Problem statement> Identify all lines below that hold "right" and collect them.

Stored rows>
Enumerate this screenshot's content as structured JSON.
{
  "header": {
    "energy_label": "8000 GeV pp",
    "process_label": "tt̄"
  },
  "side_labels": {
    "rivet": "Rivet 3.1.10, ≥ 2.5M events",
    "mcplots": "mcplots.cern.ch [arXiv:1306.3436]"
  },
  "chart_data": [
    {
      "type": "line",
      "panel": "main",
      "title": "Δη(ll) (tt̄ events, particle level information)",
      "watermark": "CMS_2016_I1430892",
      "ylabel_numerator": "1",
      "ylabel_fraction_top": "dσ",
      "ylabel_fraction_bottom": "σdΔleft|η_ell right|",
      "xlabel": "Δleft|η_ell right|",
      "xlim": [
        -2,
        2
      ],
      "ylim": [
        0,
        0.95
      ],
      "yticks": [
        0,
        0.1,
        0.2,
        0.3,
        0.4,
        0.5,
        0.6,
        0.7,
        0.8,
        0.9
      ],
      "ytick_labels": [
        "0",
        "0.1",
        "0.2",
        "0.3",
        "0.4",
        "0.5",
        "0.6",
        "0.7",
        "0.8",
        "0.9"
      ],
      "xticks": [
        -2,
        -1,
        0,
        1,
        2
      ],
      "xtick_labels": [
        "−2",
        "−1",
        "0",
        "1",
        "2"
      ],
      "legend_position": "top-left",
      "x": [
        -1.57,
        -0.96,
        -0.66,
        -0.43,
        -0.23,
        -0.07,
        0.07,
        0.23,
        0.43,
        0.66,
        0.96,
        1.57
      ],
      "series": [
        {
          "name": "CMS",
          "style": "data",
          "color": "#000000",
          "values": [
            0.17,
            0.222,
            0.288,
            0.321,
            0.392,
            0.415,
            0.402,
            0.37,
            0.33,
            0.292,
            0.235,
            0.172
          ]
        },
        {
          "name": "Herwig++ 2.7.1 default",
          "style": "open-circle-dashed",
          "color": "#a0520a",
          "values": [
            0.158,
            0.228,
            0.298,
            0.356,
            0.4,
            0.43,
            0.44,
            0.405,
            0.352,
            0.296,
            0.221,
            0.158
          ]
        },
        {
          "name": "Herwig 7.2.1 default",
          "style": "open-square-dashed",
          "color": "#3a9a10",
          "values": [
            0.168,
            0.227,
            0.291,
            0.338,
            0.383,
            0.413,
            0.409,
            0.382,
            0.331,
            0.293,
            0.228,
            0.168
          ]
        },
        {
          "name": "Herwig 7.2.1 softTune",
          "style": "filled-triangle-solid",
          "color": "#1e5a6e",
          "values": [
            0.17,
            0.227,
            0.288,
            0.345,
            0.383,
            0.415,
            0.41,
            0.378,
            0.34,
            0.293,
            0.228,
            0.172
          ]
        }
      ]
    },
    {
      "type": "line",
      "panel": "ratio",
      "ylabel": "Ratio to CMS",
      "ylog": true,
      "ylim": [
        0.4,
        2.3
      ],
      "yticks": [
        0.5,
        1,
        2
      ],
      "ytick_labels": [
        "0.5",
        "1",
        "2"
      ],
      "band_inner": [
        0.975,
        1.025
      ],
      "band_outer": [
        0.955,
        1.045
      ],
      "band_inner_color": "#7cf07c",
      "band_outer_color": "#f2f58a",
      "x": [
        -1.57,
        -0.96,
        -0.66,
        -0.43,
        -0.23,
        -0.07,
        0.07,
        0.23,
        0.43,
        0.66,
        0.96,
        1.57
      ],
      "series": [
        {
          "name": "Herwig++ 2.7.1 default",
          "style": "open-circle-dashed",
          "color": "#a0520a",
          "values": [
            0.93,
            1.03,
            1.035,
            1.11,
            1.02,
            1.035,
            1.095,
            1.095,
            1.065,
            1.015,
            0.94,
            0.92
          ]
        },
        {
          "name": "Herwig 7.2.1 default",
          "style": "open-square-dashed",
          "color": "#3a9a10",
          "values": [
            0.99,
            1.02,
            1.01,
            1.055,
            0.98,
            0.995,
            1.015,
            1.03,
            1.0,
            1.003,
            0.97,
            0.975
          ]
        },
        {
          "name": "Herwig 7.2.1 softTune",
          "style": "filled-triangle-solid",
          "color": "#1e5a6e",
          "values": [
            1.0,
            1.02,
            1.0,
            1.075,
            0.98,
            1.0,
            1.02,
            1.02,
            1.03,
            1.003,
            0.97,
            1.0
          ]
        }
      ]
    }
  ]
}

==

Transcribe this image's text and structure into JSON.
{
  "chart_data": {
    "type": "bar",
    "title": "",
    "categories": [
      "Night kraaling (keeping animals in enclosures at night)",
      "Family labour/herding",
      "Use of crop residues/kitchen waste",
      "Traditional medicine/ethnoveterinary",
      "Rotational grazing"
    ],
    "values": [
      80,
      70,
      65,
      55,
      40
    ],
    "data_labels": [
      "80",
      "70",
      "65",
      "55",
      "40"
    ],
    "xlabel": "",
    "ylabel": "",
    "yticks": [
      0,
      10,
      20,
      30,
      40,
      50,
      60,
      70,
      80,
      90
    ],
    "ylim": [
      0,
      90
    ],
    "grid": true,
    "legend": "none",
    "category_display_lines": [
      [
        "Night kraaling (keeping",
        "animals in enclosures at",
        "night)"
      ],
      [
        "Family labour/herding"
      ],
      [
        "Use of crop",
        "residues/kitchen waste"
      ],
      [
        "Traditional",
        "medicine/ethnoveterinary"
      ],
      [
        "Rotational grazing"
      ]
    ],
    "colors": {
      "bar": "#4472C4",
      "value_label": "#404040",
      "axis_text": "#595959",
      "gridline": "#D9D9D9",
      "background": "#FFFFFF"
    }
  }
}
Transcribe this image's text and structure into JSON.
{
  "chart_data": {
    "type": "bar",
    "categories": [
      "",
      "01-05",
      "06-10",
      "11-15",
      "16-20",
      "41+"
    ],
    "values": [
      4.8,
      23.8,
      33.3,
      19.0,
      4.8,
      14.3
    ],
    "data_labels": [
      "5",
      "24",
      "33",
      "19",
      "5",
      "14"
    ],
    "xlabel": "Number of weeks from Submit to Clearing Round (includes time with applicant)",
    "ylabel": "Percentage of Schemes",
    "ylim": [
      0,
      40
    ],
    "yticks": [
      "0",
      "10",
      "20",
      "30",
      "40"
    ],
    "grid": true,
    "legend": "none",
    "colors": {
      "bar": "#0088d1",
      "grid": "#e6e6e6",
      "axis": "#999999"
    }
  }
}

Complete output>
      "ylabel_fraction_bottom": "σdΔleft|η_ell right|",
      "xlabel": "Δleft|η_ell right|",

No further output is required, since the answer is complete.